(Task instructions):
Pictures do not belong in the copy. Return all of the entries exactly.

(Entries provided):

BEGIN

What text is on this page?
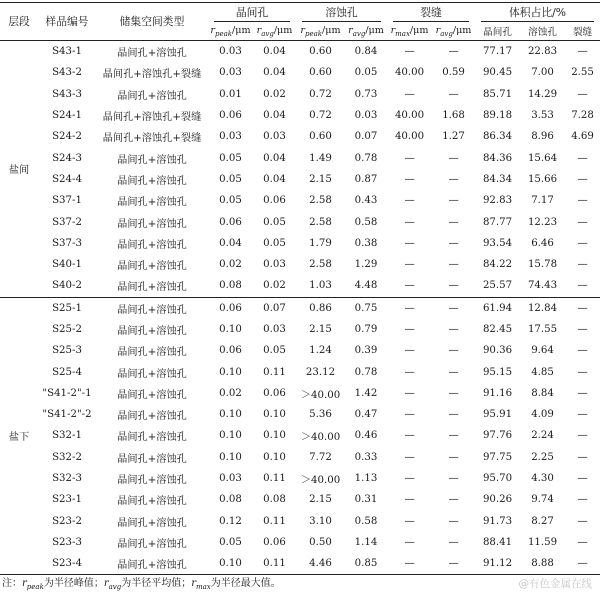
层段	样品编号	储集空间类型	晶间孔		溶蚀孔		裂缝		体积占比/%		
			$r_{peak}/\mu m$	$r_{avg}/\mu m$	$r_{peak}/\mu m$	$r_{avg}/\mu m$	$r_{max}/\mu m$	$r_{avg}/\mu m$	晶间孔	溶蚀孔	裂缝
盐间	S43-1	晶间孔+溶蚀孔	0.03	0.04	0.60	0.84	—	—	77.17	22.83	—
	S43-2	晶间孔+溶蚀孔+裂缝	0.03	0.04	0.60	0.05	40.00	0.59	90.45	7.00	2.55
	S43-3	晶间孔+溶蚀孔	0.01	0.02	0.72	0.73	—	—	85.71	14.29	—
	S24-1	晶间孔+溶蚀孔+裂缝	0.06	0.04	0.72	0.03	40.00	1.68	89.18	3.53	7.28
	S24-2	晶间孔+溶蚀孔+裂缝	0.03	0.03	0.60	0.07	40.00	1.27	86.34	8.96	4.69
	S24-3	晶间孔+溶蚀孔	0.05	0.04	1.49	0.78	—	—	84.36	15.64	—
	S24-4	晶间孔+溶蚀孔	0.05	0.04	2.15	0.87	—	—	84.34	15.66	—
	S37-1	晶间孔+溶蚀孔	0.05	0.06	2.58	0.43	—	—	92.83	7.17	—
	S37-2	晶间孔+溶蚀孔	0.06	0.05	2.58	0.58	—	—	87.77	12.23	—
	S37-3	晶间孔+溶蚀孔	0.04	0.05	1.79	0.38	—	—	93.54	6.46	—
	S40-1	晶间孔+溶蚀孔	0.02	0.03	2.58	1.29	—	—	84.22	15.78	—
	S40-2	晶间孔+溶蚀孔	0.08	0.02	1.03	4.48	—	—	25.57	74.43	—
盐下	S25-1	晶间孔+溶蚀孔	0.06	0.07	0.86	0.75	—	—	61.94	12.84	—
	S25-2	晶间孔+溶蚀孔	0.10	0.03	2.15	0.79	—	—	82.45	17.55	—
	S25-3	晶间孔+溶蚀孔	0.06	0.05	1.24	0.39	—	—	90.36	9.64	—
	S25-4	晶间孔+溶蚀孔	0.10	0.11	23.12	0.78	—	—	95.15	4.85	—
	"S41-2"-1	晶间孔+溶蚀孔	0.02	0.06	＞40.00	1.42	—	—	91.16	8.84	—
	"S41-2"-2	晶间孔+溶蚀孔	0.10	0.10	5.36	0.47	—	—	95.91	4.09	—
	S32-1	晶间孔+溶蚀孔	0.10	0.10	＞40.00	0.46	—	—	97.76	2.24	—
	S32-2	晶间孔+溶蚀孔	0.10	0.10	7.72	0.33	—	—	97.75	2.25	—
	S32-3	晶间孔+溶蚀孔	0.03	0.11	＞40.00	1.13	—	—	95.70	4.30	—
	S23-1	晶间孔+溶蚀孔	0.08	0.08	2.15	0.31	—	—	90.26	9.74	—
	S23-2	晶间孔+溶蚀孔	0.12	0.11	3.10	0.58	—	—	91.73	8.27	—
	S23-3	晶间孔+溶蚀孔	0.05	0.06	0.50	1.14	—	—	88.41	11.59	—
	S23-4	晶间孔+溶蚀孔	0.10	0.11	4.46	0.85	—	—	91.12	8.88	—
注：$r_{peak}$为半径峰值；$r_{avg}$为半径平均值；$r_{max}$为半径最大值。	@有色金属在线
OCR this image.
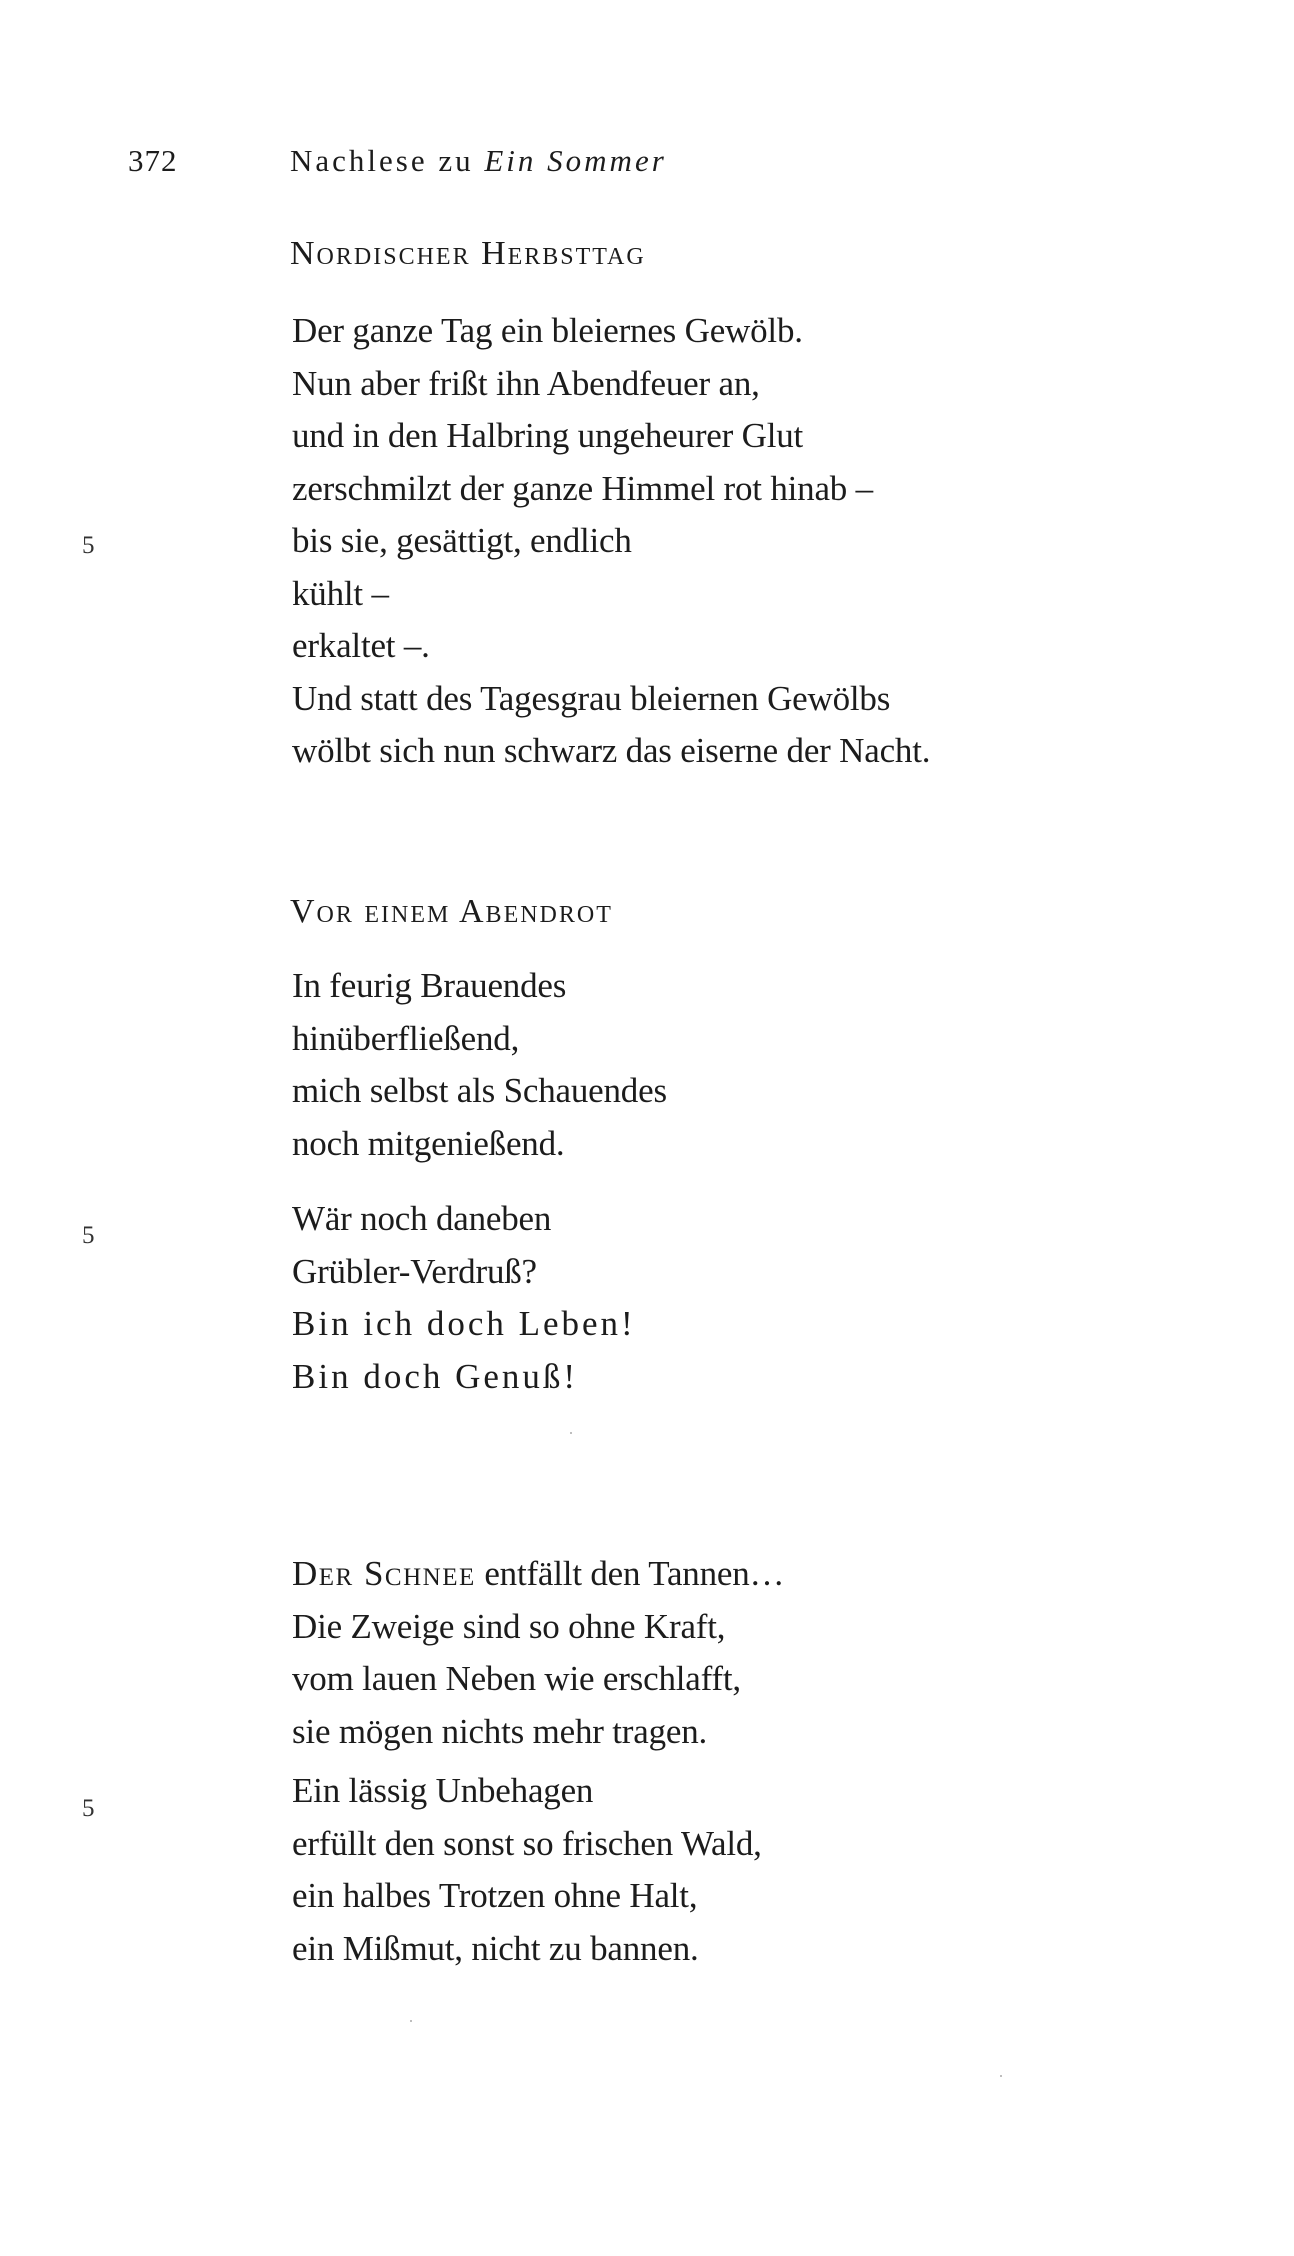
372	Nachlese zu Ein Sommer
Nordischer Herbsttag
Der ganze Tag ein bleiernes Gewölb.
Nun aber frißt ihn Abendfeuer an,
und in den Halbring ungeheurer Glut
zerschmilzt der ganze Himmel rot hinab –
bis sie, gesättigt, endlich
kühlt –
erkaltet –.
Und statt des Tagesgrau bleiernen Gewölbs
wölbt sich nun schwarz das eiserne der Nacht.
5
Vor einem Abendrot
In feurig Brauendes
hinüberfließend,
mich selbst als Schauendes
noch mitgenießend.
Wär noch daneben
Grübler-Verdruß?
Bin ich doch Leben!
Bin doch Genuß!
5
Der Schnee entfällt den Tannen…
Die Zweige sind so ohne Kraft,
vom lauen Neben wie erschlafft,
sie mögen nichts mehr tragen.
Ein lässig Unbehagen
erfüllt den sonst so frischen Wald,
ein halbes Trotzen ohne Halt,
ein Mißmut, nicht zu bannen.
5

END

(Right answer):
What text is on this page?
层段	样品编号	储集空间类型	晶间孔		溶蚀孔		裂缝		体积占比/%		
			$r_{peak}/\mu m$	$r_{avg}/\mu m$	$r_{peak}/\mu m$	$r_{avg}/\mu m$	$r_{max}/\mu m$	$r_{avg}/\mu m$	晶间孔	溶蚀孔	裂缝
盐间	S43-1	晶间孔+溶蚀孔	0.03	0.04	0.60	0.84	—	—	77.17	22.83	—
	S43-2	晶间孔+溶蚀孔+裂缝	0.03	0.04	0.60	0.05	40.00	0.59	90.45	7.00	2.55
	S43-3	晶间孔+溶蚀孔	0.01	0.02	0.72	0.73	—	—	85.71	14.29	—
	S24-1	晶间孔+溶蚀孔+裂缝	0.06	0.04	0.72	0.03	40.00	1.68	89.18	3.53	7.28
	S24-2	晶间孔+溶蚀孔+裂缝	0.03	0.03	0.60	0.07	40.00	1.27	86.34	8.96	4.69
	S24-3	晶间孔+溶蚀孔	0.05	0.04	1.49	0.78	—	—	84.36	15.64	—
	S24-4	晶间孔+溶蚀孔	0.05	0.04	2.15	0.87	—	—	84.34	15.66	—
	S37-1	晶间孔+溶蚀孔	0.05	0.06	2.58	0.43	—	—	92.83	7.17	—
	S37-2	晶间孔+溶蚀孔	0.06	0.05	2.58	0.58	—	—	87.77	12.23	—
	S37-3	晶间孔+溶蚀孔	0.04	0.05	1.79	0.38	—	—	93.54	6.46	—
	S40-1	晶间孔+溶蚀孔	0.02	0.03	2.58	1.29	—	—	84.22	15.78	—
	S40-2	晶间孔+溶蚀孔	0.08	0.02	1.03	4.48	—	—	25.57	74.43	—
盐下	S25-1	晶间孔+溶蚀孔	0.06	0.07	0.86	0.75	—	—	61.94	12.84	—
	S25-2	晶间孔+溶蚀孔	0.10	0.03	2.15	0.79	—	—	82.45	17.55	—
	S25-3	晶间孔+溶蚀孔	0.06	0.05	1.24	0.39	—	—	90.36	9.64	—
	S25-4	晶间孔+溶蚀孔	0.10	0.11	23.12	0.78	—	—	95.15	4.85	—
	"S41-2"-1	晶间孔+溶蚀孔	0.02	0.06	＞40.00	1.42	—	—	91.16	8.84	—
	"S41-2"-2	晶间孔+溶蚀孔	0.10	0.10	5.36	0.47	—	—	95.91	4.09	—
	S32-1	晶间孔+溶蚀孔	0.10	0.10	＞40.00	0.46	—	—	97.76	2.24	—
	S32-2	晶间孔+溶蚀孔	0.10	0.10	7.72	0.33	—	—	97.75	2.25	—
	S32-3	晶间孔+溶蚀孔	0.03	0.11	＞40.00	1.13	—	—	95.70	4.30	—
	S23-1	晶间孔+溶蚀孔	0.08	0.08	2.15	0.31	—	—	90.26	9.74	—
	S23-2	晶间孔+溶蚀孔	0.12	0.11	3.10	0.58	—	—	91.73	8.27	—
	S23-3	晶间孔+溶蚀孔	0.05	0.06	0.50	1.14	—	—	88.41	11.59	—
	S23-4	晶间孔+溶蚀孔	0.10	0.11	4.46	0.85	—	—	91.12	8.88	—
注：$r_{peak}$为半径峰值；$r_{avg}$为半径平均值；$r_{max}$为半径最大值。	@有色金属在线
OCR this image.
372	Nachlese zu Ein Sommer
Nordischer Herbsttag
Der ganze Tag ein bleiernes Gewölb.
Nun aber frißt ihn Abendfeuer an,
und in den Halbring ungeheurer Glut
zerschmilzt der ganze Himmel rot hinab –
bis sie, gesättigt, endlich
kühlt –
erkaltet –.
Und statt des Tagesgrau bleiernen Gewölbs
wölbt sich nun schwarz das eiserne der Nacht.
5
Vor einem Abendrot
In feurig Brauendes
hinüberfließend,
mich selbst als Schauendes
noch mitgenießend.
Wär noch daneben
Grübler-Verdruß?
Bin ich doch Leben!
Bin doch Genuß!
5
Der Schnee entfällt den Tannen…
Die Zweige sind so ohne Kraft,
vom lauen Neben wie erschlafft,
sie mögen nichts mehr tragen.
Ein lässig Unbehagen
erfüllt den sonst so frischen Wald,
ein halbes Trotzen ohne Halt,
ein Mißmut, nicht zu bannen.
5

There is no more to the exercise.